(Rows from a dataset)

---

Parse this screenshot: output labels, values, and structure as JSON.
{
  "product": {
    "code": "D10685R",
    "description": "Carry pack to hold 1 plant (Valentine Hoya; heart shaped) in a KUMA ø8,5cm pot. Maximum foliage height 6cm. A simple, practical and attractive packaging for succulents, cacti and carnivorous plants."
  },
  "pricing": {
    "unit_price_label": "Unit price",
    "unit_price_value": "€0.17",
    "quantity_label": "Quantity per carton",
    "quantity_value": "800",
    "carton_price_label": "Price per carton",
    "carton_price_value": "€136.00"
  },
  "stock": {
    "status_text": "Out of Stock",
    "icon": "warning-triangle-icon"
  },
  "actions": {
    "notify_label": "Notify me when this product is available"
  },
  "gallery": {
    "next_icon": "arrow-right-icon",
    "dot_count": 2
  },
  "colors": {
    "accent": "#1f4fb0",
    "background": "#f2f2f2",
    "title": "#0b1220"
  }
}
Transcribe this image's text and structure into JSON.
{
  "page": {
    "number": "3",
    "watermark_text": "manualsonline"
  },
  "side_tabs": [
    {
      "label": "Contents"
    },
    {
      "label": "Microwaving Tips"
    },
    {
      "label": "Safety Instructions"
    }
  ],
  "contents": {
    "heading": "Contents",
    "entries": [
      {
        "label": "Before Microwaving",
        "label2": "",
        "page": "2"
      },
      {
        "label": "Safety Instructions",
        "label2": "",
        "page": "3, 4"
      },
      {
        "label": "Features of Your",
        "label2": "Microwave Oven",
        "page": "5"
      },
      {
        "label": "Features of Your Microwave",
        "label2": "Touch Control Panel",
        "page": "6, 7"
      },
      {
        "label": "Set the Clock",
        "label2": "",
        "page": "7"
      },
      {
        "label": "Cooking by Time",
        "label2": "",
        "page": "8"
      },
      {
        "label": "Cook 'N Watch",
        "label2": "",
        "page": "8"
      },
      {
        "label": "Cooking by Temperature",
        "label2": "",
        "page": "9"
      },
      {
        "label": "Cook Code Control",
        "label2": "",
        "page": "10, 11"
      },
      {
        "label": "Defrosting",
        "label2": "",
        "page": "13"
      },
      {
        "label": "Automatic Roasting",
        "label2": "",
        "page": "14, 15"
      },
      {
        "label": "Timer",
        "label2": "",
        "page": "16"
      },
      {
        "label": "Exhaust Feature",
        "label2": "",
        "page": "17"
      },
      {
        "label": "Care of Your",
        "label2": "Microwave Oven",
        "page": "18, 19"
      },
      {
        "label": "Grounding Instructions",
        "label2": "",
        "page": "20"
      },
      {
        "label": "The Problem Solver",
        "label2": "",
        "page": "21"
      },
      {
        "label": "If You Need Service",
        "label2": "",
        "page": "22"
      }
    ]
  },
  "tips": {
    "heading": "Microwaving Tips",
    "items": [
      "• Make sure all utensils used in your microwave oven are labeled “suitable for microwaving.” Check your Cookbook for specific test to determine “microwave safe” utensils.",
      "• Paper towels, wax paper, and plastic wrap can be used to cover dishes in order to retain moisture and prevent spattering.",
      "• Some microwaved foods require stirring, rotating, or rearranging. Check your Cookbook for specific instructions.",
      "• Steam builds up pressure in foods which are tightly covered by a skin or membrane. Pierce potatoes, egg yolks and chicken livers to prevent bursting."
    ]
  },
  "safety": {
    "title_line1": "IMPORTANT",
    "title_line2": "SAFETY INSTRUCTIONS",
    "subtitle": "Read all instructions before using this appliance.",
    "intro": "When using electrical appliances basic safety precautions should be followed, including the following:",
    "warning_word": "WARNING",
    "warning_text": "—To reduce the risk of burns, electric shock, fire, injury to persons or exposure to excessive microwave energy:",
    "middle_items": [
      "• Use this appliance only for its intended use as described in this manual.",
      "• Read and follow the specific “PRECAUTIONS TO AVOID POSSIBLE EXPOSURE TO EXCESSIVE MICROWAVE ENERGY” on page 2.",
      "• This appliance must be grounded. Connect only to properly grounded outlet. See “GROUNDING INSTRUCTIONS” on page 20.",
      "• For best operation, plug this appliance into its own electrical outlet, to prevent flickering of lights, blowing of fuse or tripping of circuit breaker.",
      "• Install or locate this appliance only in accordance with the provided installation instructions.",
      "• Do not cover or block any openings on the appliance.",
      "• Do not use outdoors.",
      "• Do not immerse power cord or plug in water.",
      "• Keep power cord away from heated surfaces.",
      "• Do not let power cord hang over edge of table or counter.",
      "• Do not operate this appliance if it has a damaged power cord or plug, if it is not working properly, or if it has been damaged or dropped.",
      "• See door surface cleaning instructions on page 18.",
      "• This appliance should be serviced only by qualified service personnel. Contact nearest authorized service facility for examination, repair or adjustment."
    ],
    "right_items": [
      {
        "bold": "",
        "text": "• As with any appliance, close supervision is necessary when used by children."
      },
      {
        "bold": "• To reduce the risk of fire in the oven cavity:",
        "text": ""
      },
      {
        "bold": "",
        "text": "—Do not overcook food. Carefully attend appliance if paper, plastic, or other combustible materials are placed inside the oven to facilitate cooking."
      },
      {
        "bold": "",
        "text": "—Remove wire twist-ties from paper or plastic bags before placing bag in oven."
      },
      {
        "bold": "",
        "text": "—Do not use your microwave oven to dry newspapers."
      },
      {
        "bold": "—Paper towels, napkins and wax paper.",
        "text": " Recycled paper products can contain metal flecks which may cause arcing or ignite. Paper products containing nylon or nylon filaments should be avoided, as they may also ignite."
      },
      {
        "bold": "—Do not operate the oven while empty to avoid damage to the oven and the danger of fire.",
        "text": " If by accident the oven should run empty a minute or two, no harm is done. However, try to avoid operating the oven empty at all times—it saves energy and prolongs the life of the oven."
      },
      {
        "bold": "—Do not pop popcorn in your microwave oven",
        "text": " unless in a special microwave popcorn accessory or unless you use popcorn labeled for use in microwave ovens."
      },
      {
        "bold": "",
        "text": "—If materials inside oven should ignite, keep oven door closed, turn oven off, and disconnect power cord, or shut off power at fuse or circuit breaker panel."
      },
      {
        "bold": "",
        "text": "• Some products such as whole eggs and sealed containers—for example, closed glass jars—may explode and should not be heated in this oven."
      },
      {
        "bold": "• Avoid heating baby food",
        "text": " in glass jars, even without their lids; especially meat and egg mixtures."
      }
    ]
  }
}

---

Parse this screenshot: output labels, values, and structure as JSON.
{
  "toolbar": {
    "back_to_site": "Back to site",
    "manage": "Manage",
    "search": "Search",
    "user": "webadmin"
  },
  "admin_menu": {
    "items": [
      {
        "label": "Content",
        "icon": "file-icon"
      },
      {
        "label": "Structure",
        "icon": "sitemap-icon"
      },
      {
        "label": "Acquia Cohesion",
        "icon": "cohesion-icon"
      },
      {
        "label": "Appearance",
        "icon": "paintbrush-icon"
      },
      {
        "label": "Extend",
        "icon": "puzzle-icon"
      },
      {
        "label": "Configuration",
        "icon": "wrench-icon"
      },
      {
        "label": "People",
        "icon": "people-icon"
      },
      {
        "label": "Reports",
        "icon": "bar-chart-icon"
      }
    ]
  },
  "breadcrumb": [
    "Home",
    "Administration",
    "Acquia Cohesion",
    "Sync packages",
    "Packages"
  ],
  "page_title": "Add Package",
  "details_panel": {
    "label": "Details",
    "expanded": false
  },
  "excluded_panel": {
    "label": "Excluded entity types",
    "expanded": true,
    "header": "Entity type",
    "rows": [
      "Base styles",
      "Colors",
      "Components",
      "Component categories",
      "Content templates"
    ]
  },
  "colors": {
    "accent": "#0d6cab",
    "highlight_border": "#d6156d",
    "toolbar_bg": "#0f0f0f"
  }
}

---

**What the task asks**. State how many lines of the listing include the word "operate". Reply with the number alone.

**Output of the task**. 2